↓
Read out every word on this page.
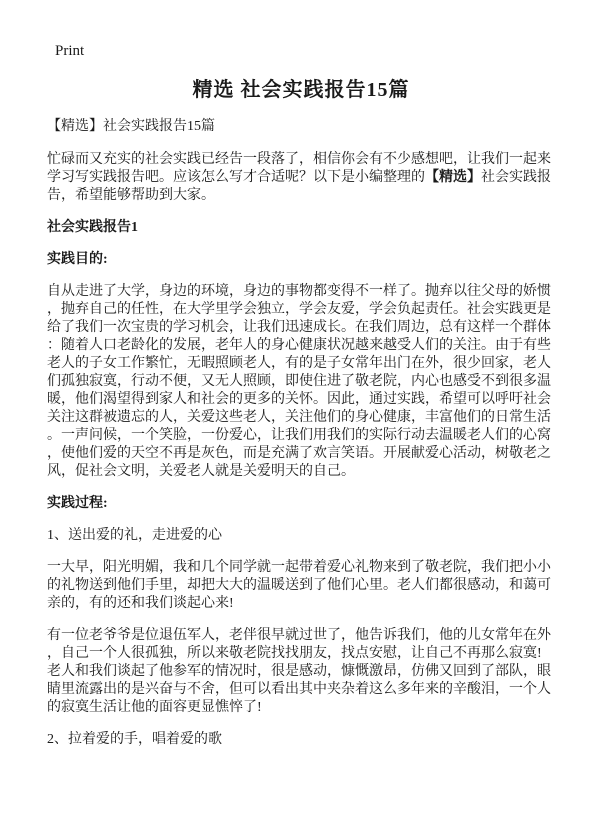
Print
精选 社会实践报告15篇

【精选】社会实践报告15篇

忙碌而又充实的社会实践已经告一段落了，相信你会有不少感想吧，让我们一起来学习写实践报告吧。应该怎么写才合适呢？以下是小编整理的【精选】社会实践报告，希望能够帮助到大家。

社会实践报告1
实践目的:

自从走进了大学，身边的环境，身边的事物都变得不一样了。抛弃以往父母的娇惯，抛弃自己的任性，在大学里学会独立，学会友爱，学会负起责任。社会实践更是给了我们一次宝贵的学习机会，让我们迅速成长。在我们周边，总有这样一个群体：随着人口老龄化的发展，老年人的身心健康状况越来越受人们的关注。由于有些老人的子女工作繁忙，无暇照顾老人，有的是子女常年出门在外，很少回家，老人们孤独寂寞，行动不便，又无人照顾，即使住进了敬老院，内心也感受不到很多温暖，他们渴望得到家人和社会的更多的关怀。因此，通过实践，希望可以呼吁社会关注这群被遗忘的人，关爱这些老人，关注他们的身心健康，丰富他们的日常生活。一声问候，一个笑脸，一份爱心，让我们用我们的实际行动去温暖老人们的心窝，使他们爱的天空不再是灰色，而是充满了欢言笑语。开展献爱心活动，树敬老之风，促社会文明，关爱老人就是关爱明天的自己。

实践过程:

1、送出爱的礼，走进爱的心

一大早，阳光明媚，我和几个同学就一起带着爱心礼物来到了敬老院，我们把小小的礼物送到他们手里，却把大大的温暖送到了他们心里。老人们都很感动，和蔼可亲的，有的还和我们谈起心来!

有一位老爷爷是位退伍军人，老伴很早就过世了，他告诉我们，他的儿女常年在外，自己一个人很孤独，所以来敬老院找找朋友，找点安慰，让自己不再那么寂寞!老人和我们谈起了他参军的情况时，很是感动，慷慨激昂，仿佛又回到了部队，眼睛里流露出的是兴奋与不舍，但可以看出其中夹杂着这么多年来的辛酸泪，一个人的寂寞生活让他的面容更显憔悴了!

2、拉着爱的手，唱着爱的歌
↑
↓
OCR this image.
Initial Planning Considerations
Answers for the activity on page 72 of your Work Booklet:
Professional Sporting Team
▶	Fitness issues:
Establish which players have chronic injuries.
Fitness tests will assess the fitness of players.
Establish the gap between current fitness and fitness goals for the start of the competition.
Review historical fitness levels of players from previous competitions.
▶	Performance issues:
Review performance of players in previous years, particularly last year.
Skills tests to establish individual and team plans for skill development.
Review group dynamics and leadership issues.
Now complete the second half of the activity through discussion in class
↑
> Task description
Copy out each line of the material that holds the word "page".

> Expected answer
Read out every word on this page.
Answers for the activity on page 72 of your Work Booklet:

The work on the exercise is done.